> _ARTICLE_:
+-------+

Phase 3: Gossip Integration in Server

Status: Complete Modifies: pkgs/id/src/commands/serve.rs, pkgs/id/src/cli.rs

Tasks

  • Add CLI flags to Serve command:
    • --bootstrap <node_ids> -- comma-separated node IDs for manual supplementary bootstrapping
    • --topic <name> -- gossip topic name (default: DEFAULT_TOPIC)
    • --topic-secret <secret> -- shared secret for topic access control (default: DEFAULT_TOPIC_SECRET)
  • In cmd_serve():
    1. Create PeerDiscovery::new()
    2. Create Gossip::builder().spawn(endpoint.clone()).await?
    3. Register gossip with Router: .accept(iroh_gossip::net::GOSSIP_ALPN, gossip.clone())
    4. Pass PeerDiscovery to MetaProtocol::new(&store_handle, Some(peer_discovery.clone()))
    5. Create RecordPublisher with topic and secret (from CLI flags or defaults)
    6. Call gossip.subscribe_and_join_with_auto_discovery_no_wait(record_publisher) (non-blocking variant -- don't block serve startup on DHT)
    7. If --bootstrap provided, additionally join those peers via sender.join_peers()
    8. Spawn background task:
      • Every ANNOUNCE_INTERVAL (~30s): broadcast PeerAnnouncement with current blob count (from store tags count)
      • Listen for incoming gossip events, deserialize PeerAnnouncement, call peer_discovery.update()
      • Every STALE_CHECK_INTERVAL (~60s): call peer_discovery.remove_stale(STALE_THRESHOLD)
    9. Print peers: gossip enabled (topic: <topic_name>) on startup
  • Pass PeerDiscovery into web AppState if web feature is enabled
  • Gracefully shut down gossip on Ctrl+C

Files

File Action
pkgs/id/src/commands/serve.rs Modify (major)
pkgs/id/src/cli.rs Modify (add flags to Serve)

API Pattern

use distributed_topic_tracker::{AutoDiscoveryGossip, RecordPublisher, TopicId};
use iroh_gossip::net::Gossip;

let gossip = Gossip::builder().spawn(endpoint.clone()).await?;

// Register with router
let router = Router::builder(endpoint)
    .accept(META_ALPN, meta)
    .accept(BLOBS_ALPN, blobs)

+-------+

> _REQUIREMENTS_:
1. In the gossip integration plan, shorten the item beginning "Add CLI flags to Serve command" into a compact list that keeps each flag, its purpose, and its default.
2. Resume the gossip integration plan from its last shown line and carry it forward.

Rows from a dataset:
+-------+

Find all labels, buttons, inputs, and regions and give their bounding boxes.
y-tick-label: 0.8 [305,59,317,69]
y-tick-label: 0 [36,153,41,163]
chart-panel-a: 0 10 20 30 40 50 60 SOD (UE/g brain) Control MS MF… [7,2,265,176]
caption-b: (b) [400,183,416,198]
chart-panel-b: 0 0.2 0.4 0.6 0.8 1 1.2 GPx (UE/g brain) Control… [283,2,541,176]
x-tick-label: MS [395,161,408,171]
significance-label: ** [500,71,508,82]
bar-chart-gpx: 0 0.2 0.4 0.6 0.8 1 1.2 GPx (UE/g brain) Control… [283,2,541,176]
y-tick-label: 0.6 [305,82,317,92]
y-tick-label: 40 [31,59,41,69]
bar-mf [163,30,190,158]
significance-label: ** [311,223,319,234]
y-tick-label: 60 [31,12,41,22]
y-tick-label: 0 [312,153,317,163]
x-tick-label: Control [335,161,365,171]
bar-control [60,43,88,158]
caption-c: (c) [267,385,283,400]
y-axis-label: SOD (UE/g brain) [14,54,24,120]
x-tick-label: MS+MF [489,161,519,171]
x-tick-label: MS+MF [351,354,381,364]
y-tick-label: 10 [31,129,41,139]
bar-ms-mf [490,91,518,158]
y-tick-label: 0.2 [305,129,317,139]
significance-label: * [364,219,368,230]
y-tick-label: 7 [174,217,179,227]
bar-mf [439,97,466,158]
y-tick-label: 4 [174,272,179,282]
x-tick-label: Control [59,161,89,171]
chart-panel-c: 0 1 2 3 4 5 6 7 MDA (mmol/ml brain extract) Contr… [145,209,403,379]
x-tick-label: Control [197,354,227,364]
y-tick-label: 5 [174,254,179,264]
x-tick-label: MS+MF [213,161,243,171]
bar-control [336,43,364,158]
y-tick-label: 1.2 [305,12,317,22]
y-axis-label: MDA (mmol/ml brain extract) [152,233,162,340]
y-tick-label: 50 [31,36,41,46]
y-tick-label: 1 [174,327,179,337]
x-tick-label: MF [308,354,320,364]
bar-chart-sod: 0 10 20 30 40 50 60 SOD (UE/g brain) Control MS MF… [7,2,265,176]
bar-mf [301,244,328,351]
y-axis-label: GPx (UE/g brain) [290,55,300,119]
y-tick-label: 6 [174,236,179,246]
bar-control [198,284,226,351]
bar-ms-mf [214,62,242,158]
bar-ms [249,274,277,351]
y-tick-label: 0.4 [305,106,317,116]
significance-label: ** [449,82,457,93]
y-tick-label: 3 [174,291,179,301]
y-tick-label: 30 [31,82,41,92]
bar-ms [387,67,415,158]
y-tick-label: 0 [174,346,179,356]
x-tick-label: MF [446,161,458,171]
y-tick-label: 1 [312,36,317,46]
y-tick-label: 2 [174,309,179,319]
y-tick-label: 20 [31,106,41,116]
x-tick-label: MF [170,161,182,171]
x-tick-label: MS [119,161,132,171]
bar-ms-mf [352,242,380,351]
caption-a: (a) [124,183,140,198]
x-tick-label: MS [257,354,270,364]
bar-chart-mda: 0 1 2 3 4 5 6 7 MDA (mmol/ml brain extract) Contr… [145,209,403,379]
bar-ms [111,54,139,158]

+-------+

> _ANSWERS TO EACH TASK_:
1.
New Serve flags:
- --bootstrap <node_ids>: comma-separated node IDs for manual supplementary bootstrapping
- --topic <name>: gossip topic name, default DEFAULT_TOPIC
- --topic-secret <secret>: shared secret for topic access control, default DEFAULT_TOPIC_SECRET

2.
    .accept(iroh_gossip::net::GOSSIP_ALPN, gossip.clone())
    .spawn();

// Setup auto-discovery
let topic_id = TopicId::new(topic_name);
let record_publisher = RecordPublisher::new(
    topic_id,
    signing_key.verifying_key(),
    signing_key,
    None,  // default secret rotation
    topic_secret,
);

// Non-blocking join -- DHT discovery runs in background
let topic = gossip
    .subscribe_and_join_with_auto_discovery_no_wait(record_publisher)
    .await?;
let (sender, mut receiver) = topic.split().await?;

// Optionally join manual bootstrap peers
if !bootstrap_nodes.is_empty() {
    sender.join_peers(bootstrap_nodes, None).await?;
}

Notes

  • Use _no_wait variant so the server starts accepting connections immediately while DHT bootstrapping proceeds in the background
  • distributed-topic-tracker automatically handles: DHT publishing, bubble merge, message overlap merge, and periodic record refresh
  • The server's broadcast loop (PeerAnnouncement) is application-level, on top of the transport

Phase 4: peers CLI Command

Status: Complete New file: pkgs/id/src/commands/peers.rs

Tasks

  • Add Peers variant to Command enum in cli.rs:
    Peers {
        --gossip         Use gossip only (join topic, collect announcements)
        --rpc            Use RPC only (query server's ListPeers)
        --depth N        Recursive depth (default 1, -1 = unlimited)
        --max-peers N    Hard cap on total peers discovered (default 1000)
        --timeout N      Per-crawl timeout in seconds (default 30)
        --discover       Tell server to update its peer list
        --bootstrap      Comma-separated seed node IDs
        --topic          Gossip topic name (default: DEFAULT_TOPIC)
        --topic-secret   Shared secret (default: DEFAULT_TOPIC_SECRET)
        --no-relay       Disable relay servers
        node: Option     Optional specific node to query
    }
    
  • Create cmd_peers() function:
    1. If --rpc (or default with serve running): send MetaRequest::ListPeers to local serve
    2. If --gossip: create endpoint, join gossip topic via auto-discovery, listen for N seconds, collect announcements
    3. Default: try RPC first, fall back to gossip
    4. Depth crawling (with safeguards):
      • Depth 0: return initial results (from gossip and/or provided bootstrap peers)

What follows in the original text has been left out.